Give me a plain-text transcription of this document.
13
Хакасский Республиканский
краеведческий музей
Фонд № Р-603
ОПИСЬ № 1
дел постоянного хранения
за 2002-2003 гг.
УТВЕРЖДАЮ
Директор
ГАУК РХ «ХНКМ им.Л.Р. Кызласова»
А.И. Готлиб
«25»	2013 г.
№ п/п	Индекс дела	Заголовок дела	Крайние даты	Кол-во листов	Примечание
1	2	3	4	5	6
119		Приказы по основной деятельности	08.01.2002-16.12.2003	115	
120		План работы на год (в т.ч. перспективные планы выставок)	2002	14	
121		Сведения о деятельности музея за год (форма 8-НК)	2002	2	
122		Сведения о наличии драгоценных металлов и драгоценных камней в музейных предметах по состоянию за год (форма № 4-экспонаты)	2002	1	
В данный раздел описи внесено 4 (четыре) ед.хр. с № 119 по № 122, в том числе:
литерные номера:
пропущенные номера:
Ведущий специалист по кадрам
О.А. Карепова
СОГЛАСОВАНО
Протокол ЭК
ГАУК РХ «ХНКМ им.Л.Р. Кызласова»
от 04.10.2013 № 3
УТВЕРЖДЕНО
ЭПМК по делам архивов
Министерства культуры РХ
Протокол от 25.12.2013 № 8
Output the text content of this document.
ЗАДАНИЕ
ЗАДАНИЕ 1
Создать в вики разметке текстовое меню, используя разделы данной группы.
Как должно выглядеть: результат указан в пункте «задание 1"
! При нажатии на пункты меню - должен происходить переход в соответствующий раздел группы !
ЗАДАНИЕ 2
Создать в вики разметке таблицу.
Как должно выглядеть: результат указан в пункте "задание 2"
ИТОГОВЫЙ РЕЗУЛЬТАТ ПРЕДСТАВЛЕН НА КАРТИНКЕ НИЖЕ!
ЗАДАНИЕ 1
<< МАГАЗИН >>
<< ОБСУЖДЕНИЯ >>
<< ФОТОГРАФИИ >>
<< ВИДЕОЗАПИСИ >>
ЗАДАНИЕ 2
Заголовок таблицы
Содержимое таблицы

» **What you should do**
Extract each line of the listing above, copying it word for word.

» **Result for this exercise**
Give me a plain-text transcription of this document.
13
Хакасский Республиканский
краеведческий музей
Фонд № Р-603
ОПИСЬ № 1
дел постоянного хранения
за 2002-2003 гг.
УТВЕРЖДАЮ
Директор
ГАУК РХ «ХНКМ им.Л.Р. Кызласова»
А.И. Готлиб
«25»	2013 г.
№ п/п	Индекс дела	Заголовок дела	Крайние даты	Кол-во листов	Примечание
1	2	3	4	5	6
119		Приказы по основной деятельности	08.01.2002-16.12.2003	115	
120		План работы на год (в т.ч. перспективные планы выставок)	2002	14	
121		Сведения о деятельности музея за год (форма 8-НК)	2002	2	
122		Сведения о наличии драгоценных металлов и драгоценных камней в музейных предметах по состоянию за год (форма № 4-экспонаты)	2002	1	
В данный раздел описи внесено 4 (четыре) ед.хр. с № 119 по № 122, в том числе:
литерные номера:
пропущенные номера:
Ведущий специалист по кадрам
О.А. Карепова
СОГЛАСОВАНО
Протокол ЭК
ГАУК РХ «ХНКМ им.Л.Р. Кызласова»
от 04.10.2013 № 3
УТВЕРЖДЕНО
ЭПМК по делам архивов
Министерства культуры РХ
Протокол от 25.12.2013 № 8
Output the text content of this document.
ЗАДАНИЕ
ЗАДАНИЕ 1
Создать в вики разметке текстовое меню, используя разделы данной группы.
Как должно выглядеть: результат указан в пункте «задание 1"
! При нажатии на пункты меню - должен происходить переход в соответствующий раздел группы !
ЗАДАНИЕ 2
Создать в вики разметке таблицу.
Как должно выглядеть: результат указан в пункте "задание 2"
ИТОГОВЫЙ РЕЗУЛЬТАТ ПРЕДСТАВЛЕН НА КАРТИНКЕ НИЖЕ!
ЗАДАНИЕ 1
<< МАГАЗИН >>
<< ОБСУЖДЕНИЯ >>
<< ФОТОГРАФИИ >>
<< ВИДЕОЗАПИСИ >>
ЗАДАНИЕ 2
Заголовок таблицы
Содержимое таблицы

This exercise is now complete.